* [WRITTEN PROBLEM]: Set down the data below without change, skipping the pictures it holds.

(Collected data)
******************************

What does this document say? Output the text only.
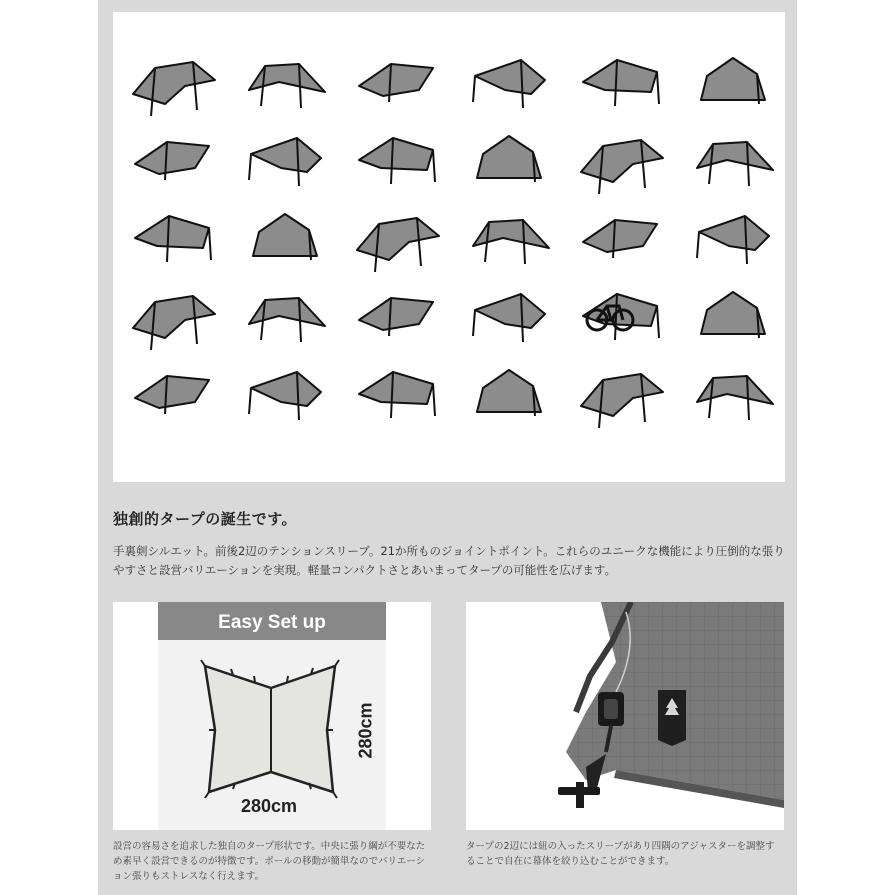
独創的タープの誕生です。
手裏剣シルエット。前後2辺のテンションスリーブ。21か所ものジョイントポイント。これらのユニークな機能により圧倒的な張りやすさと設営バリエーションを実現。軽量コンパクトさとあいまってタープの可能性を広げます。
Easy Set up
280cm
280cm
設営の容易さを追求した独自のタープ形状です。中央に張り綱が不要なため素早く設営できるのが特徴です。ポールの移動が簡単なのでバリエーション張りもストレスなく行えます。
タープの2辺には紐の入ったスリーブがあり四隅のアジャスターを調整することで自在に幕体を絞り込むことができます。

******************************

* [RESULT]:
What does this document say? Output the text only.
独創的タープの誕生です。
手裏剣シルエット。前後2辺のテンションスリーブ。21か所ものジョイントポイント。これらのユニークな機能により圧倒的な張りやすさと設営バリエーションを実現。軽量コンパクトさとあいまってタープの可能性を広げます。
Easy Set up
280cm
280cm
設営の容易さを追求した独自のタープ形状です。中央に張り綱が不要なため素早く設営できるのが特徴です。ポールの移動が簡単なのでバリエーション張りもストレスなく行えます。
タープの2辺には紐の入ったスリーブがあり四隅のアジャスターを調整することで自在に幕体を絞り込むことができます。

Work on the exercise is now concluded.